- Stated problem: Find the word "circle" in the material below and gather every line that contains it.

▬▬▬

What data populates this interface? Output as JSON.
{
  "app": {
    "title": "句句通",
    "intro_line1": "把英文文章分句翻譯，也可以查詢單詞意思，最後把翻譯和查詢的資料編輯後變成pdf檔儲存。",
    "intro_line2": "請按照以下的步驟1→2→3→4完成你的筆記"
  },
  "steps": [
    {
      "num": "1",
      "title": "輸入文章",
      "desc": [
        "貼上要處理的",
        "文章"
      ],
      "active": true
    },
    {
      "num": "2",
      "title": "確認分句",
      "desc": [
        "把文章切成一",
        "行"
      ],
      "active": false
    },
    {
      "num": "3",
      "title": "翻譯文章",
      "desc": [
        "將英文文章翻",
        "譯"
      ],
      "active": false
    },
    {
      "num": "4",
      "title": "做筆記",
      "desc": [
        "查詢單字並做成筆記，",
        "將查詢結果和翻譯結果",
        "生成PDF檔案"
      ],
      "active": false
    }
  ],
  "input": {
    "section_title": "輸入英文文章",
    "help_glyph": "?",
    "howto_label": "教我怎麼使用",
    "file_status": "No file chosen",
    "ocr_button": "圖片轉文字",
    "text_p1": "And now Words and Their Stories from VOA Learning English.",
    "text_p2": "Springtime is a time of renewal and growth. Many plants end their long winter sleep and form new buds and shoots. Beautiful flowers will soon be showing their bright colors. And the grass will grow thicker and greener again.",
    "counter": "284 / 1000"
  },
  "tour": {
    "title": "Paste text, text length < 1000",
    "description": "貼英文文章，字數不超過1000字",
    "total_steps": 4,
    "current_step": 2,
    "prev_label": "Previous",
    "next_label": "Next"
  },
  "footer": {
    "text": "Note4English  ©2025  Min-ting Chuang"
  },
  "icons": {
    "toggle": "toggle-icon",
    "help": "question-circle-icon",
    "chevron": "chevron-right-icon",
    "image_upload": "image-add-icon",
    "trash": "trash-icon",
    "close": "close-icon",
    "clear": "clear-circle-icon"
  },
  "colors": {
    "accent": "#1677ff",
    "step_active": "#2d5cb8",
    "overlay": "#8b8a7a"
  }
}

▬▬▬

- Reply to the task:
    "help": "question-circle-icon",
    "clear": "clear-circle-icon"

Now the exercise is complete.